Records excerpted from a collection

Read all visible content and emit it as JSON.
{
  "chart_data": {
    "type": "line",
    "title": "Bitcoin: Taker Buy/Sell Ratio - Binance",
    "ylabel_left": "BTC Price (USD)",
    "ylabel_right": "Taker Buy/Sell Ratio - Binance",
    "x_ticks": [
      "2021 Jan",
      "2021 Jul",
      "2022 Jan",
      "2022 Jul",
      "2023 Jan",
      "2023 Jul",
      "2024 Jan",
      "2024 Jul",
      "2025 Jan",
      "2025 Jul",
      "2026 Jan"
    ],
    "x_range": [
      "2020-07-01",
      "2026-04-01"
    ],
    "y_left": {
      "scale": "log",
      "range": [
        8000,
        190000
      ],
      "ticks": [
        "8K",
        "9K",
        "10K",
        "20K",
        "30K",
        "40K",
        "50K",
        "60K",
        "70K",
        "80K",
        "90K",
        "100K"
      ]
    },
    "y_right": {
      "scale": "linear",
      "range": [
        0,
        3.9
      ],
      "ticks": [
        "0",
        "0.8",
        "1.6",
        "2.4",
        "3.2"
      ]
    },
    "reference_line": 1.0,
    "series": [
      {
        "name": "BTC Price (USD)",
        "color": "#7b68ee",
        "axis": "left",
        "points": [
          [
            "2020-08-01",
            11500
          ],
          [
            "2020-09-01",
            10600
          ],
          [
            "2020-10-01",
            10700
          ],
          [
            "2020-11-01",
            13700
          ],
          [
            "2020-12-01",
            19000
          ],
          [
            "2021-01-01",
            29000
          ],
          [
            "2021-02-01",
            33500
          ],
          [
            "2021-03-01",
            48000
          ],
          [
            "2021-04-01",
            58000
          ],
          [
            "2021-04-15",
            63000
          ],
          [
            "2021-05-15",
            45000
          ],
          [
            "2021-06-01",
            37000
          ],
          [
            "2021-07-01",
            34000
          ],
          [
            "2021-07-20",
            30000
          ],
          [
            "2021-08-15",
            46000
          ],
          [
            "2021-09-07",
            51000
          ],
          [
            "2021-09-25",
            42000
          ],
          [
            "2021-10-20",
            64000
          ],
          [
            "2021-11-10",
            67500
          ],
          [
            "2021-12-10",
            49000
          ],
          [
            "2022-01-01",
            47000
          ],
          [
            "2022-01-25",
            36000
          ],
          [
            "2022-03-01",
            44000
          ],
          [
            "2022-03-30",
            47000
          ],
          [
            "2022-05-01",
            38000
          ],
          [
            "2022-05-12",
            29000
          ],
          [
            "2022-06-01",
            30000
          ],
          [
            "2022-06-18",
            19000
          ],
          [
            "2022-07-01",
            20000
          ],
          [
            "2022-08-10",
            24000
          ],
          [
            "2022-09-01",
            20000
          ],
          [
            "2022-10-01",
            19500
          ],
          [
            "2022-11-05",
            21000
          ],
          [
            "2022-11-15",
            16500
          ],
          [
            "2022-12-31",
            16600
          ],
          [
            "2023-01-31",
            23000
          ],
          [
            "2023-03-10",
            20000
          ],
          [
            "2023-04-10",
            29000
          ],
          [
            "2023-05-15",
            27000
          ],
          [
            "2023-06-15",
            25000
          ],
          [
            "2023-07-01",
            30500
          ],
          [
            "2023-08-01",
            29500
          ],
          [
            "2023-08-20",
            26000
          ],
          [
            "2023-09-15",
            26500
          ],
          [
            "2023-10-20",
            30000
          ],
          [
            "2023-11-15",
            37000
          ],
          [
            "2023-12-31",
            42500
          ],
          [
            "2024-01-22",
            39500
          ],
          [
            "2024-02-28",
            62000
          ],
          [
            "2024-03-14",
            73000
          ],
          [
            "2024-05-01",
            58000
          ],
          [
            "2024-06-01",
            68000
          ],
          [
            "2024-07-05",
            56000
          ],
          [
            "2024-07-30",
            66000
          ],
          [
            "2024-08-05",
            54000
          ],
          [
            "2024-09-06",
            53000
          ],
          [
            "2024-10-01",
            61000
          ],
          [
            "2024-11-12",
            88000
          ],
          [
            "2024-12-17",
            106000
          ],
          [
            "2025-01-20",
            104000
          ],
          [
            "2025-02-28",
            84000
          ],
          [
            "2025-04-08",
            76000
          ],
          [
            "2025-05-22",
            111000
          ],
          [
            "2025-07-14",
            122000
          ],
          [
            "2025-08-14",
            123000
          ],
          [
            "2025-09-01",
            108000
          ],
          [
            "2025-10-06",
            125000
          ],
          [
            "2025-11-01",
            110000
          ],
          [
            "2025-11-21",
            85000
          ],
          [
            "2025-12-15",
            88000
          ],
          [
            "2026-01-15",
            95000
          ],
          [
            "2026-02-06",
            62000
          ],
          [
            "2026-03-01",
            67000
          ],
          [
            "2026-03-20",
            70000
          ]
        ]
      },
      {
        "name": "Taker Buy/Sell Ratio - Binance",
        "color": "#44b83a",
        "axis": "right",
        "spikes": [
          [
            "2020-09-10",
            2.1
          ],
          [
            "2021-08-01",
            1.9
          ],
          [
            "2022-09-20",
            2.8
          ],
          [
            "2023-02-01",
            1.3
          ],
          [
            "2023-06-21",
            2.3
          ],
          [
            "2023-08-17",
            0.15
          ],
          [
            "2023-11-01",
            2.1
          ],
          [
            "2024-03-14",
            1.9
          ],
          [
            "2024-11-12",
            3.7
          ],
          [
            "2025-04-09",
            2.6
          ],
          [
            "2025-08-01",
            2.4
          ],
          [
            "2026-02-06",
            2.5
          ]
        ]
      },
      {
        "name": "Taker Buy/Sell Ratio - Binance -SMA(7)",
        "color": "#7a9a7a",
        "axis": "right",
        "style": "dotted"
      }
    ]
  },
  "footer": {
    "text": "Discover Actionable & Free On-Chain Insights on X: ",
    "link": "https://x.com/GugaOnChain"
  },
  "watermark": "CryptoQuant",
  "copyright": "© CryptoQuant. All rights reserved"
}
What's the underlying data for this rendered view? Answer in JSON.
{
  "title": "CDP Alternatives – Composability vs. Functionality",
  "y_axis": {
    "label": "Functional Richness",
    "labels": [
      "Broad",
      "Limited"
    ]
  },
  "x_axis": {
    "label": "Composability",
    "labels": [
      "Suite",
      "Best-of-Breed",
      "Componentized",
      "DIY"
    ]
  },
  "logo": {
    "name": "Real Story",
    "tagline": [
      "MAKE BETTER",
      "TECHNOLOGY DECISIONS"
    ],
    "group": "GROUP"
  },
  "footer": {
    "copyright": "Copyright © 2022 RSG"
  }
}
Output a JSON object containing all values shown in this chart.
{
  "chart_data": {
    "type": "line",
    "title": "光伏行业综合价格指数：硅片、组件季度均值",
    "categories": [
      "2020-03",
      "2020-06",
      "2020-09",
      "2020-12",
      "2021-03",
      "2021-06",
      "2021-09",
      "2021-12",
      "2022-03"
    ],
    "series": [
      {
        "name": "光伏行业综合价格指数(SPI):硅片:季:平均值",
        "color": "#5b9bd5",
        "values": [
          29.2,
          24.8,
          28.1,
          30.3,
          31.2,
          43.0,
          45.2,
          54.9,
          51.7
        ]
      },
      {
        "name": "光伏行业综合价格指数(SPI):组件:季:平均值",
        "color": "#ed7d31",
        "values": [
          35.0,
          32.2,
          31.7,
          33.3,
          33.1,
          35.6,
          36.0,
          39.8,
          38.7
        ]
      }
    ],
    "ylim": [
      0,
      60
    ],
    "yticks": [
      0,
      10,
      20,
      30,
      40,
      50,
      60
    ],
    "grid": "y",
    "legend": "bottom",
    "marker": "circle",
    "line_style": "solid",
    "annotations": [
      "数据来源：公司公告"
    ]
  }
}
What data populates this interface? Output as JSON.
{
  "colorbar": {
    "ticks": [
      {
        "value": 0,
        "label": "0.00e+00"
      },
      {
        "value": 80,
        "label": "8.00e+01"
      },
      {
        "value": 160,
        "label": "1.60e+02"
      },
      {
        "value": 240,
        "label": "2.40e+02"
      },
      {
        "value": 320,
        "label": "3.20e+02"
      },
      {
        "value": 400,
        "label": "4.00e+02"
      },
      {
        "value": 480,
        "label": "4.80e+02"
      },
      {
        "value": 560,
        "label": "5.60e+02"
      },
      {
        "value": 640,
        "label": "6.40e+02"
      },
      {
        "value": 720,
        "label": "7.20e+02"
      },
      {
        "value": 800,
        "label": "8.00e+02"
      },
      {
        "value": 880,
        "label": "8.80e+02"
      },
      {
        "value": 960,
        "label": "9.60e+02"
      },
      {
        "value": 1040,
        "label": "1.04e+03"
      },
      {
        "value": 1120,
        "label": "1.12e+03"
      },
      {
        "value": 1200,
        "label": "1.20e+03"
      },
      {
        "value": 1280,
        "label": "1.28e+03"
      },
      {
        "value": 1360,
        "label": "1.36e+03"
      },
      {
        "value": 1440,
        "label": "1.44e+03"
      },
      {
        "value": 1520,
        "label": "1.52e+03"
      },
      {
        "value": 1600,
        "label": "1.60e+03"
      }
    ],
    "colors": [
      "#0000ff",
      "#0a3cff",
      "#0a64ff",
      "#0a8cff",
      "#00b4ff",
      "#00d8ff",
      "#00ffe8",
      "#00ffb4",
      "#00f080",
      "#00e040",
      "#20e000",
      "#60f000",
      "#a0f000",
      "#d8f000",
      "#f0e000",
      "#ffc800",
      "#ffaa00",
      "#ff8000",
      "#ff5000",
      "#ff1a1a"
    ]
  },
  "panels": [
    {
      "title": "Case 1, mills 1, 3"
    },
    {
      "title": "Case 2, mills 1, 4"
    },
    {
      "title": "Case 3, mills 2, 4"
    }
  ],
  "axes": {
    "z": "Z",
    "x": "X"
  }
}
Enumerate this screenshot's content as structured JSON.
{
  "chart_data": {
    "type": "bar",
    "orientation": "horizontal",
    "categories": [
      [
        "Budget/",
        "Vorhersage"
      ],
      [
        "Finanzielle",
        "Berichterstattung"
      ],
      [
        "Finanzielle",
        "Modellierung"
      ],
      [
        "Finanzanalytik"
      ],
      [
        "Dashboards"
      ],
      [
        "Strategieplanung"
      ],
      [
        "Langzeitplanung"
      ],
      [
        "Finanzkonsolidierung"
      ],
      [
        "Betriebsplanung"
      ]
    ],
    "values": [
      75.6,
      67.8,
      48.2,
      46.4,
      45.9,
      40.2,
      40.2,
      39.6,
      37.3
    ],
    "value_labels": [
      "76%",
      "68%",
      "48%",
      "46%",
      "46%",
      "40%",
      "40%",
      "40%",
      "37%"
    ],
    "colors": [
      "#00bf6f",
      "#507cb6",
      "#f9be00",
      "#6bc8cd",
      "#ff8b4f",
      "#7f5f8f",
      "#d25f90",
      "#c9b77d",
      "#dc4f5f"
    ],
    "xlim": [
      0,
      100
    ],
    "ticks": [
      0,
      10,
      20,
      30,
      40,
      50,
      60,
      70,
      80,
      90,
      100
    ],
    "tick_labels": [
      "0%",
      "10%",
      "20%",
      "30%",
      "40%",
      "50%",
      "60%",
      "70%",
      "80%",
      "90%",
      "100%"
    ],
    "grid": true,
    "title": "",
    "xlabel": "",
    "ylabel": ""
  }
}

» Task objective
Copy each line of the listing that contains the string "Sell".

» Problem solution
    "title": "Bitcoin: Taker Buy/Sell Ratio - Binance",
    "ylabel_right": "Taker Buy/Sell Ratio - Binance",
        "name": "Taker Buy/Sell Ratio - Binance",
        "name": "Taker Buy/Sell Ratio - Binance -SMA(7)",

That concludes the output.